──────── Entries

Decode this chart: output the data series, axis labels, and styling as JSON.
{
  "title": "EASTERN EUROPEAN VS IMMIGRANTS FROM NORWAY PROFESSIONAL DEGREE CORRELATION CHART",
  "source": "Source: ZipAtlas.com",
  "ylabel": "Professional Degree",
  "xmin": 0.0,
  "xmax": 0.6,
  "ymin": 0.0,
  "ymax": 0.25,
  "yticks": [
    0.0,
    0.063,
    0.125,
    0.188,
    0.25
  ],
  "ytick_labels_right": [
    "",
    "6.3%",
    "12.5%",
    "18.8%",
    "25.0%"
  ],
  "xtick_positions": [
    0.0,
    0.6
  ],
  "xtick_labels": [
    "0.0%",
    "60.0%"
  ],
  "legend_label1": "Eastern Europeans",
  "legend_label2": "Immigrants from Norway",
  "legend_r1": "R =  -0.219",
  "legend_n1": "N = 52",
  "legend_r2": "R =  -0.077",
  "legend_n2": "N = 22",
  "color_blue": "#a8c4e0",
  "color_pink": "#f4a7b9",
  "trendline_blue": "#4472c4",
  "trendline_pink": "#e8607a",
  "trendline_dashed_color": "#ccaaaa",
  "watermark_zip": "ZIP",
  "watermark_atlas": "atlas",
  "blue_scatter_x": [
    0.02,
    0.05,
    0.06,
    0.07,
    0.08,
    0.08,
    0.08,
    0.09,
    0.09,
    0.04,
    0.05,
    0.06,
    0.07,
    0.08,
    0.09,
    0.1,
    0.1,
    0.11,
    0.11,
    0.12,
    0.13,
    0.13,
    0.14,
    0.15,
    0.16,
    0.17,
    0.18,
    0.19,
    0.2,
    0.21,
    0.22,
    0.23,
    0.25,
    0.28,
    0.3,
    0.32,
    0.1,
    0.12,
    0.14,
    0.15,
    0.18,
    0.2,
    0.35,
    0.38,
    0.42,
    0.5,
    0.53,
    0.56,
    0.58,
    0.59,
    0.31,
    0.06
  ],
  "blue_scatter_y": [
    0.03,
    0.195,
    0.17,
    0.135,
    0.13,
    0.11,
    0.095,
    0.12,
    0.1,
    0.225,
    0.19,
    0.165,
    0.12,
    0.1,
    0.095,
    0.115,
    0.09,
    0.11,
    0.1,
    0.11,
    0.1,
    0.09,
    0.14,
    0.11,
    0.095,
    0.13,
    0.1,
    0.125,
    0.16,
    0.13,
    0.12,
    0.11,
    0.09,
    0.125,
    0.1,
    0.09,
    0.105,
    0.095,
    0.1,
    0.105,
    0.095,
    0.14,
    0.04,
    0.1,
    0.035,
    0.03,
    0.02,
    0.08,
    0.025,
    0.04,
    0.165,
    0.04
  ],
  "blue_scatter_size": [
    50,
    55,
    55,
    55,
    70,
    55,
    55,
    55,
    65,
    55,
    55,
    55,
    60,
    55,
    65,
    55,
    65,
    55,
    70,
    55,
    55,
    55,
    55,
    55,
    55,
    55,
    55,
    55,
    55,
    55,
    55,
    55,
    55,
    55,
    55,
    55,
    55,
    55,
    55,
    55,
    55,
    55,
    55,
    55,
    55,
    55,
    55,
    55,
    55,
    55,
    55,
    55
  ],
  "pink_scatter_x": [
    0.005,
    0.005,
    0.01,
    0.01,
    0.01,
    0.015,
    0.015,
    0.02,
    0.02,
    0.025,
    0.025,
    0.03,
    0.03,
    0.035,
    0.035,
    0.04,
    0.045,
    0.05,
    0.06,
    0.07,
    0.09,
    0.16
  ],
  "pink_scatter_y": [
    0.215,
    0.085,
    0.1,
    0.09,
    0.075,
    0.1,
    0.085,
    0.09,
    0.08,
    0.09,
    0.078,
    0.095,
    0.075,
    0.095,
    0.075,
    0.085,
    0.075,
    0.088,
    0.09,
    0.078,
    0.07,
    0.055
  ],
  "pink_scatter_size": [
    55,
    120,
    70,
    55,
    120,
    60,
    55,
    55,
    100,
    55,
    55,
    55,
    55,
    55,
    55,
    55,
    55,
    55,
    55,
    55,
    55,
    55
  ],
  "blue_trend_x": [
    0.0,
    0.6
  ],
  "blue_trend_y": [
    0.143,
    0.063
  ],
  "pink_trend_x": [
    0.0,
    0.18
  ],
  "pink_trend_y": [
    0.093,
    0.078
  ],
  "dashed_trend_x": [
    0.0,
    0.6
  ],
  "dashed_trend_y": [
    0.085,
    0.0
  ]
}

────────────────

- Set task -
Every entry above needs to be quoted exactly.

- Written reply -
Decode this chart: output the data series, axis labels, and styling as JSON.
{
  "title": "EASTERN EUROPEAN VS IMMIGRANTS FROM NORWAY PROFESSIONAL DEGREE CORRELATION CHART",
  "source": "Source: ZipAtlas.com",
  "ylabel": "Professional Degree",
  "xmin": 0.0,
  "xmax": 0.6,
  "ymin": 0.0,
  "ymax": 0.25,
  "yticks": [
    0.0,
    0.063,
    0.125,
    0.188,
    0.25
  ],
  "ytick_labels_right": [
    "",
    "6.3%",
    "12.5%",
    "18.8%",
    "25.0%"
  ],
  "xtick_positions": [
    0.0,
    0.6
  ],
  "xtick_labels": [
    "0.0%",
    "60.0%"
  ],
  "legend_label1": "Eastern Europeans",
  "legend_label2": "Immigrants from Norway",
  "legend_r1": "R =  -0.219",
  "legend_n1": "N = 52",
  "legend_r2": "R =  -0.077",
  "legend_n2": "N = 22",
  "color_blue": "#a8c4e0",
  "color_pink": "#f4a7b9",
  "trendline_blue": "#4472c4",
  "trendline_pink": "#e8607a",
  "trendline_dashed_color": "#ccaaaa",
  "watermark_zip": "ZIP",
  "watermark_atlas": "atlas",
  "blue_scatter_x": [
    0.02,
    0.05,
    0.06,
    0.07,
    0.08,
    0.08,
    0.08,
    0.09,
    0.09,
    0.04,
    0.05,
    0.06,
    0.07,
    0.08,
    0.09,
    0.1,
    0.1,
    0.11,
    0.11,
    0.12,
    0.13,
    0.13,
    0.14,
    0.15,
    0.16,
    0.17,
    0.18,
    0.19,
    0.2,
    0.21,
    0.22,
    0.23,
    0.25,
    0.28,
    0.3,
    0.32,
    0.1,
    0.12,
    0.14,
    0.15,
    0.18,
    0.2,
    0.35,
    0.38,
    0.42,
    0.5,
    0.53,
    0.56,
    0.58,
    0.59,
    0.31,
    0.06
  ],
  "blue_scatter_y": [
    0.03,
    0.195,
    0.17,
    0.135,
    0.13,
    0.11,
    0.095,
    0.12,
    0.1,
    0.225,
    0.19,
    0.165,
    0.12,
    0.1,
    0.095,
    0.115,
    0.09,
    0.11,
    0.1,
    0.11,
    0.1,
    0.09,
    0.14,
    0.11,
    0.095,
    0.13,
    0.1,
    0.125,
    0.16,
    0.13,
    0.12,
    0.11,
    0.09,
    0.125,
    0.1,
    0.09,
    0.105,
    0.095,
    0.1,
    0.105,
    0.095,
    0.14,
    0.04,
    0.1,
    0.035,
    0.03,
    0.02,
    0.08,
    0.025,
    0.04,
    0.165,
    0.04
  ],
  "blue_scatter_size": [
    50,
    55,
    55,
    55,
    70,
    55,
    55,
    55,
    65,
    55,
    55,
    55,
    60,
    55,
    65,
    55,
    65,
    55,
    70,
    55,
    55,
    55,
    55,
    55,
    55,
    55,
    55,
    55,
    55,
    55,
    55,
    55,
    55,
    55,
    55,
    55,
    55,
    55,
    55,
    55,
    55,
    55,
    55,
    55,
    55,
    55,
    55,
    55,
    55,
    55,
    55,
    55
  ],
  "pink_scatter_x": [
    0.005,
    0.005,
    0.01,
    0.01,
    0.01,
    0.015,
    0.015,
    0.02,
    0.02,
    0.025,
    0.025,
    0.03,
    0.03,
    0.035,
    0.035,
    0.04,
    0.045,
    0.05,
    0.06,
    0.07,
    0.09,
    0.16
  ],
  "pink_scatter_y": [
    0.215,
    0.085,
    0.1,
    0.09,
    0.075,
    0.1,
    0.085,
    0.09,
    0.08,
    0.09,
    0.078,
    0.095,
    0.075,
    0.095,
    0.075,
    0.085,
    0.075,
    0.088,
    0.09,
    0.078,
    0.07,
    0.055
  ],
  "pink_scatter_size": [
    55,
    120,
    70,
    55,
    120,
    60,
    55,
    55,
    100,
    55,
    55,
    55,
    55,
    55,
    55,
    55,
    55,
    55,
    55,
    55,
    55,
    55
  ],
  "blue_trend_x": [
    0.0,
    0.6
  ],
  "blue_trend_y": [
    0.143,
    0.063
  ],
  "pink_trend_x": [
    0.0,
    0.18
  ],
  "pink_trend_y": [
    0.093,
    0.078
  ],
  "dashed_trend_x": [
    0.0,
    0.6
  ],
  "dashed_trend_y": [
    0.085,
    0.0
  ]
}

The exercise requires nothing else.